## AIM OF THE EXERCISE:
Each entry here needs to be set down again exactly, please; pictures are left out.

## DATASET:

>>>

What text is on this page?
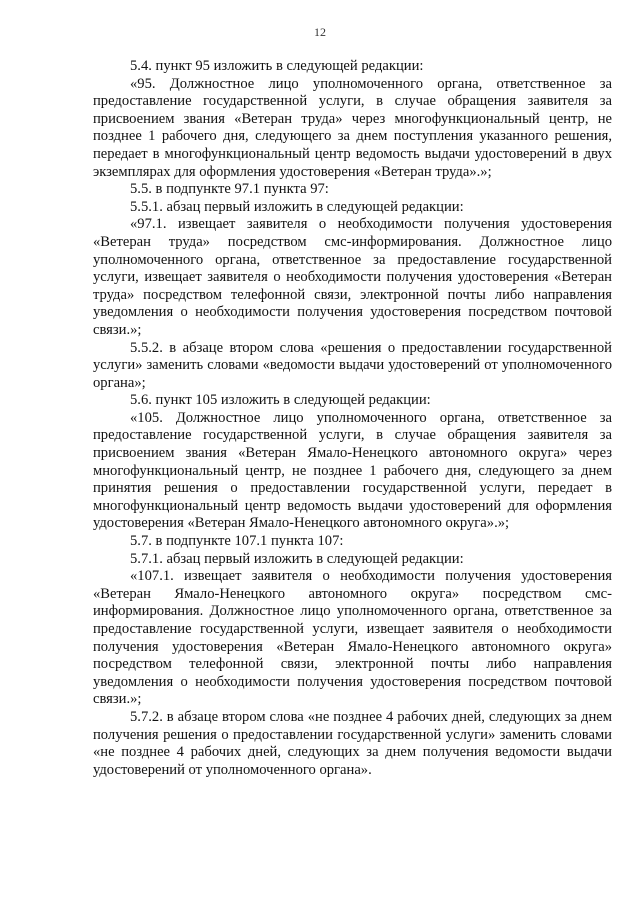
12

5.4. пункт 95 изложить в следующей редакции:

«95. Должностное лицо уполномоченного органа, ответственное за предоставление государственной услуги, в случае обращения заявителя за присвоением звания «Ветеран труда» через многофункциональный центр, не позднее 1 рабочего дня, следующего за днем поступления указанного решения, передает в многофункциональный центр ведомость выдачи удостоверений в двух экземплярах для оформления удостоверения «Ветеран труда».»;

5.5. в подпункте 97.1 пункта 97:

5.5.1. абзац первый изложить в следующей редакции:

«97.1. извещает заявителя о необходимости получения удостоверения «Ветеран труда» посредством смс-информирования. Должностное лицо уполномоченного органа, ответственное за предоставление государственной услуги, извещает заявителя о необходимости получения удостоверения «Ветеран труда» посредством телефонной связи, электронной почты либо направления уведомления о необходимости получения удостоверения посредством почтовой связи.»;

5.5.2. в абзаце втором слова «решения о предоставлении государственной услуги» заменить словами «ведомости выдачи удостоверений от уполномоченного органа»;

5.6. пункт 105 изложить в следующей редакции:

«105. Должностное лицо уполномоченного органа, ответственное за предоставление государственной услуги, в случае обращения заявителя за присвоением звания «Ветеран Ямало-Ненецкого автономного округа» через многофункциональный центр, не позднее 1 рабочего дня, следующего за днем принятия решения о предоставлении государственной услуги, передает в многофункциональный центр ведомость выдачи удостоверений для оформления удостоверения «Ветеран Ямало-Ненецкого автономного округа».»;

5.7. в подпункте 107.1 пункта 107:

5.7.1. абзац первый изложить в следующей редакции:

«107.1. извещает заявителя о необходимости получения удостоверения «Ветеран Ямало-Ненецкого автономного округа» посредством смс-информирования. Должностное лицо уполномоченного органа, ответственное за предоставление государственной услуги, извещает заявителя о необходимости получения удостоверения «Ветеран Ямало-Ненецкого автономного округа» посредством телефонной связи, электронной почты либо направления уведомления о необходимости получения удостоверения посредством почтовой связи.»;

5.7.2. в абзаце втором слова «не позднее 4 рабочих дней, следующих за днем получения решения о предоставлении государственной услуги» заменить словами «не позднее 4 рабочих дней, следующих за днем получения ведомости выдачи удостоверений от уполномоченного органа».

<<<

## TASK OUTPUT:
What text is on this page?
12

5.4. пункт 95 изложить в следующей редакции:

«95. Должностное лицо уполномоченного органа, ответственное за предоставление государственной услуги, в случае обращения заявителя за присвоением звания «Ветеран труда» через многофункциональный центр, не позднее 1 рабочего дня, следующего за днем поступления указанного решения, передает в многофункциональный центр ведомость выдачи удостоверений в двух экземплярах для оформления удостоверения «Ветеран труда».»;

5.5. в подпункте 97.1 пункта 97:

5.5.1. абзац первый изложить в следующей редакции:

«97.1. извещает заявителя о необходимости получения удостоверения «Ветеран труда» посредством смс-информирования. Должностное лицо уполномоченного органа, ответственное за предоставление государственной услуги, извещает заявителя о необходимости получения удостоверения «Ветеран труда» посредством телефонной связи, электронной почты либо направления уведомления о необходимости получения удостоверения посредством почтовой связи.»;

5.5.2. в абзаце втором слова «решения о предоставлении государственной услуги» заменить словами «ведомости выдачи удостоверений от уполномоченного органа»;

5.6. пункт 105 изложить в следующей редакции:

«105. Должностное лицо уполномоченного органа, ответственное за предоставление государственной услуги, в случае обращения заявителя за присвоением звания «Ветеран Ямало-Ненецкого автономного округа» через многофункциональный центр, не позднее 1 рабочего дня, следующего за днем принятия решения о предоставлении государственной услуги, передает в многофункциональный центр ведомость выдачи удостоверений для оформления удостоверения «Ветеран Ямало-Ненецкого автономного округа».»;

5.7. в подпункте 107.1 пункта 107:

5.7.1. абзац первый изложить в следующей редакции:

«107.1. извещает заявителя о необходимости получения удостоверения «Ветеран Ямало-Ненецкого автономного округа» посредством смс-информирования. Должностное лицо уполномоченного органа, ответственное за предоставление государственной услуги, извещает заявителя о необходимости получения удостоверения «Ветеран Ямало-Ненецкого автономного округа» посредством телефонной связи, электронной почты либо направления уведомления о необходимости получения удостоверения посредством почтовой связи.»;

5.7.2. в абзаце втором слова «не позднее 4 рабочих дней, следующих за днем получения решения о предоставлении государственной услуги» заменить словами «не позднее 4 рабочих дней, следующих за днем получения ведомости выдачи удостоверений от уполномоченного органа».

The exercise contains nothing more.